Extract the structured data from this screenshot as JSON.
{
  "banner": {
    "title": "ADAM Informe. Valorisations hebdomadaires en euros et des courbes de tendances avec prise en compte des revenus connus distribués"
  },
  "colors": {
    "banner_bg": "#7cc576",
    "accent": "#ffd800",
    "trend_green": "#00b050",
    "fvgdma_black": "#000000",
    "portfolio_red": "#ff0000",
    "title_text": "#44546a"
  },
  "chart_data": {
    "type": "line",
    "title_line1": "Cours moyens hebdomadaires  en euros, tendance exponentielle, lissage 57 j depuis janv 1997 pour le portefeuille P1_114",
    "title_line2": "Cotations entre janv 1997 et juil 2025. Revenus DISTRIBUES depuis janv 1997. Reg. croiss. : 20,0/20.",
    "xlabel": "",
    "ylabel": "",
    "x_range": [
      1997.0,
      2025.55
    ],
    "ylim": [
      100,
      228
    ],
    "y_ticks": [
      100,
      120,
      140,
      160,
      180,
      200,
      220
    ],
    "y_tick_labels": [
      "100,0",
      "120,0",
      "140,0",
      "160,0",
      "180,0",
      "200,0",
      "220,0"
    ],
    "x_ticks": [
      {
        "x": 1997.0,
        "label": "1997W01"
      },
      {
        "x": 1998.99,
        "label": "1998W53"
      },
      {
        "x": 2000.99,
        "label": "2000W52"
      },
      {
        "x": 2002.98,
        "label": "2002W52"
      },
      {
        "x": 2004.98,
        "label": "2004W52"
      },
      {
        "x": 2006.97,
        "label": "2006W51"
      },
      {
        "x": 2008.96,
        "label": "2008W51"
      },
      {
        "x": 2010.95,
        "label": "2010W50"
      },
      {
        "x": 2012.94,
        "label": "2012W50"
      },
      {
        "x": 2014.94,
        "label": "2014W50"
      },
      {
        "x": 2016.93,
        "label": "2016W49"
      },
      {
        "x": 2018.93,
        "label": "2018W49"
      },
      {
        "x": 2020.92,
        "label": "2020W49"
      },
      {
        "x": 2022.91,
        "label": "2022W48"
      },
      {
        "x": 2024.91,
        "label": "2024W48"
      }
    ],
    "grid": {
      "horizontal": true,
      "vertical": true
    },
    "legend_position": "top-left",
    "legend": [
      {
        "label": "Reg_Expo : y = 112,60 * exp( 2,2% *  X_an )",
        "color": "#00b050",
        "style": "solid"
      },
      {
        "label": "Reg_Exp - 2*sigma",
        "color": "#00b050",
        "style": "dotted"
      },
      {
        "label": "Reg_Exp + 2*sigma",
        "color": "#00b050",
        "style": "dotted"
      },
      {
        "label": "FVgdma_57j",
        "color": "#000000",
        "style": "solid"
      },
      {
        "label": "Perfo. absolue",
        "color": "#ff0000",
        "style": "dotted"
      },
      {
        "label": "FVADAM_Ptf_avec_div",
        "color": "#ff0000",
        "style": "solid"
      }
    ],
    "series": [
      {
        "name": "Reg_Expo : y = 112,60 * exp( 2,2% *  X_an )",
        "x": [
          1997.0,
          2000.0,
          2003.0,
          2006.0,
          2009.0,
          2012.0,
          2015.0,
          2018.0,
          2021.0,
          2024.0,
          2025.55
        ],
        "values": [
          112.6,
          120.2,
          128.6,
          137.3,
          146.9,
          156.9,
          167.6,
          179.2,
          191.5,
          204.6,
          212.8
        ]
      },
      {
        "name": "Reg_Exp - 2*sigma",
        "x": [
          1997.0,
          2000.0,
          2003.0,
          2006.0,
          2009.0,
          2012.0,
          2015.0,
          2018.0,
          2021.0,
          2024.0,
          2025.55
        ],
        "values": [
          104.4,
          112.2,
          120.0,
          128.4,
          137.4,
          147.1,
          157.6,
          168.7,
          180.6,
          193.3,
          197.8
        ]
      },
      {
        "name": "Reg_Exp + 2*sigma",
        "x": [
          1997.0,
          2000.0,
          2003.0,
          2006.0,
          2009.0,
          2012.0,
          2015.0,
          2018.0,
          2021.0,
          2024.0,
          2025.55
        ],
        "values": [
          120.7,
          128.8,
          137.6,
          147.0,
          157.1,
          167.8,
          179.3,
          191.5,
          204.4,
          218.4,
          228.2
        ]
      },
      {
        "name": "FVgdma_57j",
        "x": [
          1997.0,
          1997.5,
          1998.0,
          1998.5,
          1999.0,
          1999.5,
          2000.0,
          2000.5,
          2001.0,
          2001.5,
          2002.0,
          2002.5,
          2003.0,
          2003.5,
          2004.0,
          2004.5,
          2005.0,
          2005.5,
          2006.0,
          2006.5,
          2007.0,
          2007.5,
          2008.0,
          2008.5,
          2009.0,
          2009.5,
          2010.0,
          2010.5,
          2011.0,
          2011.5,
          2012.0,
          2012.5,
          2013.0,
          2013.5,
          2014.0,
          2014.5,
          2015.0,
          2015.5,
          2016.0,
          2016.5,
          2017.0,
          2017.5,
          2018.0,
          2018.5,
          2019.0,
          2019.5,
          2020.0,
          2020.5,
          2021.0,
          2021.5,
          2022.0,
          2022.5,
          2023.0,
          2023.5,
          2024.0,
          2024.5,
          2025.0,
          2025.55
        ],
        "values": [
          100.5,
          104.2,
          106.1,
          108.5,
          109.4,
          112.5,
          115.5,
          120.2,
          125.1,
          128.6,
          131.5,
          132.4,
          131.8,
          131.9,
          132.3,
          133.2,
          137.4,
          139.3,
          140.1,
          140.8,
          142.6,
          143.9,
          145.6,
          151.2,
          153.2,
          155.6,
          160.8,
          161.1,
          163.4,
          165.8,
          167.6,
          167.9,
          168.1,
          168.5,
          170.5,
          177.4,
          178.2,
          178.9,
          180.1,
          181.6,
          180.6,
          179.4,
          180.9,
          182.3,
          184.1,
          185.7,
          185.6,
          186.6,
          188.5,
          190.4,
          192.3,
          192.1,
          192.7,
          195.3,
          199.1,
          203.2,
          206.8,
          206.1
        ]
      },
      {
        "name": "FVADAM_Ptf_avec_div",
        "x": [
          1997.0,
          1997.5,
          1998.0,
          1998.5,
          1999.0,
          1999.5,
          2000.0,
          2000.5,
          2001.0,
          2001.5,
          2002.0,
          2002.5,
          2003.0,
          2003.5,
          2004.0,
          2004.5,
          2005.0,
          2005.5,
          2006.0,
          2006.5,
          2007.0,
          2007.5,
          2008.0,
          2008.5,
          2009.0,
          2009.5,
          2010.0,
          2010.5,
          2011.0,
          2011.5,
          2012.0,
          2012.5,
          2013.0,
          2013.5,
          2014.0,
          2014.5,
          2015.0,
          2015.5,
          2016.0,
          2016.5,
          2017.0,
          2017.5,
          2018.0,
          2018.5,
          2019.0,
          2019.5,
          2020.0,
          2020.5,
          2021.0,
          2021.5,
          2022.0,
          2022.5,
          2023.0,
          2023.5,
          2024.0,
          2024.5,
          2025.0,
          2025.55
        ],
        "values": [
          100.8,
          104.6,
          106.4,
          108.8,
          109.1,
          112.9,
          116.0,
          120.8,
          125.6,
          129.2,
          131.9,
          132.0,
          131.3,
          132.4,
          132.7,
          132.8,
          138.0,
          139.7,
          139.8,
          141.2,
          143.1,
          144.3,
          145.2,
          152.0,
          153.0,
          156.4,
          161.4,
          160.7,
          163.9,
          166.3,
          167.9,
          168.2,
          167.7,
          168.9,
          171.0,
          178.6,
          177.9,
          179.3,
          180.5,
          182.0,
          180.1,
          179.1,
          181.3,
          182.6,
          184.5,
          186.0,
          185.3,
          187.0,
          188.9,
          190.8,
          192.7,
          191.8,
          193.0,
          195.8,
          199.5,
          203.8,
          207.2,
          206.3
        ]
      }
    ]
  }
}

**STATED TASK**
Reproduce the records in full, exactly as written.

**RESPONSE**
Extract the structured data from this screenshot as JSON.
{
  "banner": {
    "title": "ADAM Informe. Valorisations hebdomadaires en euros et des courbes de tendances avec prise en compte des revenus connus distribués"
  },
  "colors": {
    "banner_bg": "#7cc576",
    "accent": "#ffd800",
    "trend_green": "#00b050",
    "fvgdma_black": "#000000",
    "portfolio_red": "#ff0000",
    "title_text": "#44546a"
  },
  "chart_data": {
    "type": "line",
    "title_line1": "Cours moyens hebdomadaires  en euros, tendance exponentielle, lissage 57 j depuis janv 1997 pour le portefeuille P1_114",
    "title_line2": "Cotations entre janv 1997 et juil 2025. Revenus DISTRIBUES depuis janv 1997. Reg. croiss. : 20,0/20.",
    "xlabel": "",
    "ylabel": "",
    "x_range": [
      1997.0,
      2025.55
    ],
    "ylim": [
      100,
      228
    ],
    "y_ticks": [
      100,
      120,
      140,
      160,
      180,
      200,
      220
    ],
    "y_tick_labels": [
      "100,0",
      "120,0",
      "140,0",
      "160,0",
      "180,0",
      "200,0",
      "220,0"
    ],
    "x_ticks": [
      {
        "x": 1997.0,
        "label": "1997W01"
      },
      {
        "x": 1998.99,
        "label": "1998W53"
      },
      {
        "x": 2000.99,
        "label": "2000W52"
      },
      {
        "x": 2002.98,
        "label": "2002W52"
      },
      {
        "x": 2004.98,
        "label": "2004W52"
      },
      {
        "x": 2006.97,
        "label": "2006W51"
      },
      {
        "x": 2008.96,
        "label": "2008W51"
      },
      {
        "x": 2010.95,
        "label": "2010W50"
      },
      {
        "x": 2012.94,
        "label": "2012W50"
      },
      {
        "x": 2014.94,
        "label": "2014W50"
      },
      {
        "x": 2016.93,
        "label": "2016W49"
      },
      {
        "x": 2018.93,
        "label": "2018W49"
      },
      {
        "x": 2020.92,
        "label": "2020W49"
      },
      {
        "x": 2022.91,
        "label": "2022W48"
      },
      {
        "x": 2024.91,
        "label": "2024W48"
      }
    ],
    "grid": {
      "horizontal": true,
      "vertical": true
    },
    "legend_position": "top-left",
    "legend": [
      {
        "label": "Reg_Expo : y = 112,60 * exp( 2,2% *  X_an )",
        "color": "#00b050",
        "style": "solid"
      },
      {
        "label": "Reg_Exp - 2*sigma",
        "color": "#00b050",
        "style": "dotted"
      },
      {
        "label": "Reg_Exp + 2*sigma",
        "color": "#00b050",
        "style": "dotted"
      },
      {
        "label": "FVgdma_57j",
        "color": "#000000",
        "style": "solid"
      },
      {
        "label": "Perfo. absolue",
        "color": "#ff0000",
        "style": "dotted"
      },
      {
        "label": "FVADAM_Ptf_avec_div",
        "color": "#ff0000",
        "style": "solid"
      }
    ],
    "series": [
      {
        "name": "Reg_Expo : y = 112,60 * exp( 2,2% *  X_an )",
        "x": [
          1997.0,
          2000.0,
          2003.0,
          2006.0,
          2009.0,
          2012.0,
          2015.0,
          2018.0,
          2021.0,
          2024.0,
          2025.55
        ],
        "values": [
          112.6,
          120.2,
          128.6,
          137.3,
          146.9,
          156.9,
          167.6,
          179.2,
          191.5,
          204.6,
          212.8
        ]
      },
      {
        "name": "Reg_Exp - 2*sigma",
        "x": [
          1997.0,
          2000.0,
          2003.0,
          2006.0,
          2009.0,
          2012.0,
          2015.0,
          2018.0,
          2021.0,
          2024.0,
          2025.55
        ],
        "values": [
          104.4,
          112.2,
          120.0,
          128.4,
          137.4,
          147.1,
          157.6,
          168.7,
          180.6,
          193.3,
          197.8
        ]
      },
      {
        "name": "Reg_Exp + 2*sigma",
        "x": [
          1997.0,
          2000.0,
          2003.0,
          2006.0,
          2009.0,
          2012.0,
          2015.0,
          2018.0,
          2021.0,
          2024.0,
          2025.55
        ],
        "values": [
          120.7,
          128.8,
          137.6,
          147.0,
          157.1,
          167.8,
          179.3,
          191.5,
          204.4,
          218.4,
          228.2
        ]
      },
      {
        "name": "FVgdma_57j",
        "x": [
          1997.0,
          1997.5,
          1998.0,
          1998.5,
          1999.0,
          1999.5,
          2000.0,
          2000.5,
          2001.0,
          2001.5,
          2002.0,
          2002.5,
          2003.0,
          2003.5,
          2004.0,
          2004.5,
          2005.0,
          2005.5,
          2006.0,
          2006.5,
          2007.0,
          2007.5,
          2008.0,
          2008.5,
          2009.0,
          2009.5,
          2010.0,
          2010.5,
          2011.0,
          2011.5,
          2012.0,
          2012.5,
          2013.0,
          2013.5,
          2014.0,
          2014.5,
          2015.0,
          2015.5,
          2016.0,
          2016.5,
          2017.0,
          2017.5,
          2018.0,
          2018.5,
          2019.0,
          2019.5,
          2020.0,
          2020.5,
          2021.0,
          2021.5,
          2022.0,
          2022.5,
          2023.0,
          2023.5,
          2024.0,
          2024.5,
          2025.0,
          2025.55
        ],
        "values": [
          100.5,
          104.2,
          106.1,
          108.5,
          109.4,
          112.5,
          115.5,
          120.2,
          125.1,
          128.6,
          131.5,
          132.4,
          131.8,
          131.9,
          132.3,
          133.2,
          137.4,
          139.3,
          140.1,
          140.8,
          142.6,
          143.9,
          145.6,
          151.2,
          153.2,
          155.6,
          160.8,
          161.1,
          163.4,
          165.8,
          167.6,
          167.9,
          168.1,
          168.5,
          170.5,
          177.4,
          178.2,
          178.9,
          180.1,
          181.6,
          180.6,
          179.4,
          180.9,
          182.3,
          184.1,
          185.7,
          185.6,
          186.6,
          188.5,
          190.4,
          192.3,
          192.1,
          192.7,
          195.3,
          199.1,
          203.2,
          206.8,
          206.1
        ]
      },
      {
        "name": "FVADAM_Ptf_avec_div",
        "x": [
          1997.0,
          1997.5,
          1998.0,
          1998.5,
          1999.0,
          1999.5,
          2000.0,
          2000.5,
          2001.0,
          2001.5,
          2002.0,
          2002.5,
          2003.0,
          2003.5,
          2004.0,
          2004.5,
          2005.0,
          2005.5,
          2006.0,
          2006.5,
          2007.0,
          2007.5,
          2008.0,
          2008.5,
          2009.0,
          2009.5,
          2010.0,
          2010.5,
          2011.0,
          2011.5,
          2012.0,
          2012.5,
          2013.0,
          2013.5,
          2014.0,
          2014.5,
          2015.0,
          2015.5,
          2016.0,
          2016.5,
          2017.0,
          2017.5,
          2018.0,
          2018.5,
          2019.0,
          2019.5,
          2020.0,
          2020.5,
          2021.0,
          2021.5,
          2022.0,
          2022.5,
          2023.0,
          2023.5,
          2024.0,
          2024.5,
          2025.0,
          2025.55
        ],
        "values": [
          100.8,
          104.6,
          106.4,
          108.8,
          109.1,
          112.9,
          116.0,
          120.8,
          125.6,
          129.2,
          131.9,
          132.0,
          131.3,
          132.4,
          132.7,
          132.8,
          138.0,
          139.7,
          139.8,
          141.2,
          143.1,
          144.3,
          145.2,
          152.0,
          153.0,
          156.4,
          161.4,
          160.7,
          163.9,
          166.3,
          167.9,
          168.2,
          167.7,
          168.9,
          171.0,
          178.6,
          177.9,
          179.3,
          180.5,
          182.0,
          180.1,
          179.1,
          181.3,
          182.6,
          184.5,
          186.0,
          185.3,
          187.0,
          188.9,
          190.8,
          192.7,
          191.8,
          193.0,
          195.8,
          199.5,
          203.8,
          207.2,
          206.3
        ]
      }
    ]
  }
}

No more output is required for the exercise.